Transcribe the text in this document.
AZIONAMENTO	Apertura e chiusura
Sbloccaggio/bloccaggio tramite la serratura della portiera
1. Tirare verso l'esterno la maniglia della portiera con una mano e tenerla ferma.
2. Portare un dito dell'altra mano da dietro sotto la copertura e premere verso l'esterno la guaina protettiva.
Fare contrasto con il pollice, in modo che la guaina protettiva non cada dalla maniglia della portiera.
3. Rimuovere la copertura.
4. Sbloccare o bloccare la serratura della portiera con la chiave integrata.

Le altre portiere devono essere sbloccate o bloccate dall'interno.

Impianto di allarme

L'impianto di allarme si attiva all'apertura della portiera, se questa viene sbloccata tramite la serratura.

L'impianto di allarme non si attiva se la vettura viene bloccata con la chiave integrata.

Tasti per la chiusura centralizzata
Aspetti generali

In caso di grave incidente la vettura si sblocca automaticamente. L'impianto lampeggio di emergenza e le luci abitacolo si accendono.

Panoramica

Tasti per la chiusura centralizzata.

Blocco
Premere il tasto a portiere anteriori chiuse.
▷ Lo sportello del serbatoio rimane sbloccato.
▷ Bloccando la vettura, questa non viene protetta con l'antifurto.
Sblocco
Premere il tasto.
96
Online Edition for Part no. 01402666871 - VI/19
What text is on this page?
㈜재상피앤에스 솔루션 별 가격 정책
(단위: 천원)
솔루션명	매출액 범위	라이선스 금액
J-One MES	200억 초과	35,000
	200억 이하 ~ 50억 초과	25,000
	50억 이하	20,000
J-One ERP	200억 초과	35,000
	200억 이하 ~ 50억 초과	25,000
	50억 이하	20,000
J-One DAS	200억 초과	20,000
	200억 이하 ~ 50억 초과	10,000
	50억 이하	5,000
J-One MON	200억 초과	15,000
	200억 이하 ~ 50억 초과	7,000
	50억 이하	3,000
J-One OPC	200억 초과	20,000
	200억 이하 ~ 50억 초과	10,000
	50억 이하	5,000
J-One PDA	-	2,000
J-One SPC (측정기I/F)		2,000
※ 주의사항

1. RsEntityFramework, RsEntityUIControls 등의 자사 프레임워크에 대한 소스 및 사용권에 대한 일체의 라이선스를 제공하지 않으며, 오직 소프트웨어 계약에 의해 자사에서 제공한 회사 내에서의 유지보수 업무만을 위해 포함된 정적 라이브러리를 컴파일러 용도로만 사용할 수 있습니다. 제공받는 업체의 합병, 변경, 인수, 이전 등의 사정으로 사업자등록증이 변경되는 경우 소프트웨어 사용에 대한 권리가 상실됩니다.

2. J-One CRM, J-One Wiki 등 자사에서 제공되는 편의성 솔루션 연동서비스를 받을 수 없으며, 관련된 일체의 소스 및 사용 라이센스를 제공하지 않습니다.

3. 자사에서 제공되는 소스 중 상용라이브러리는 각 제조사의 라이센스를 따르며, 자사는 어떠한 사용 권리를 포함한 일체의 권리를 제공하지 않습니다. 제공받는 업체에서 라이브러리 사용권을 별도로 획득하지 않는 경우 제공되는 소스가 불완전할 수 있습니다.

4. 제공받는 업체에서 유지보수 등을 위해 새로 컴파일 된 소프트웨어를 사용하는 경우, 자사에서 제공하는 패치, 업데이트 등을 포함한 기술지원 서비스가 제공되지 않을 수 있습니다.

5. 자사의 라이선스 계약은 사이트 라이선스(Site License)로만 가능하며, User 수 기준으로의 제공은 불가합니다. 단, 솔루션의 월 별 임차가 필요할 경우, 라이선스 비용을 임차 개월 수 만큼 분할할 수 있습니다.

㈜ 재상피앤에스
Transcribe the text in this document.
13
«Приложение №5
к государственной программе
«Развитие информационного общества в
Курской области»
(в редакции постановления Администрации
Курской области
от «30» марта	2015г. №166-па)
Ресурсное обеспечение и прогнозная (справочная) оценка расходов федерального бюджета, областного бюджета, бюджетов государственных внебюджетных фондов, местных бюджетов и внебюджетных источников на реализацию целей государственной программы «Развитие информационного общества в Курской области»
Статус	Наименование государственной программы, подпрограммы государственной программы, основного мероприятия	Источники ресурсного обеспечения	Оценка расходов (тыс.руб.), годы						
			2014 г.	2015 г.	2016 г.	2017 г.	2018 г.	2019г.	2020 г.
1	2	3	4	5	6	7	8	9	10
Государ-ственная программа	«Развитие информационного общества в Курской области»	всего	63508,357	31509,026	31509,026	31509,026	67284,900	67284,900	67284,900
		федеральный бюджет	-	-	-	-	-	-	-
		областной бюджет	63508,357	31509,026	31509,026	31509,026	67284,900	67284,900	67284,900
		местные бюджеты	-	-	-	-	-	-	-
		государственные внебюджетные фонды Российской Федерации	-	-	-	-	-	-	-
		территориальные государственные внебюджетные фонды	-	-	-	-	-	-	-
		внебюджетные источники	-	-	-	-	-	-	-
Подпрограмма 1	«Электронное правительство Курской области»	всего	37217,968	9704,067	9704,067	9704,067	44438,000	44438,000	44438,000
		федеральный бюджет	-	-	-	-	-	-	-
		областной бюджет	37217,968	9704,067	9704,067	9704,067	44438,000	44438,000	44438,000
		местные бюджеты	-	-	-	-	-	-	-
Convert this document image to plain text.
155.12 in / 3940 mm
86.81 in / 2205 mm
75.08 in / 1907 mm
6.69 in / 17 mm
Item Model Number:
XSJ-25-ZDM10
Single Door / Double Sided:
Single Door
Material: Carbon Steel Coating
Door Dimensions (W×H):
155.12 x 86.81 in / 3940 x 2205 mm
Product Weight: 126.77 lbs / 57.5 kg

**Required work:** Repeat exactly, and only, the lines from the one containing "Convert this document image to plain text." through the end of the material.

**Correct output:**
Convert this document image to plain text.
155.12 in / 3940 mm
86.81 in / 2205 mm
75.08 in / 1907 mm
6.69 in / 17 mm
Item Model Number:
XSJ-25-ZDM10
Single Door / Double Sided:
Single Door
Material: Carbon Steel Coating
Door Dimensions (W×H):
155.12 x 86.81 in / 3940 x 2205 mm
Product Weight: 126.77 lbs / 57.5 kg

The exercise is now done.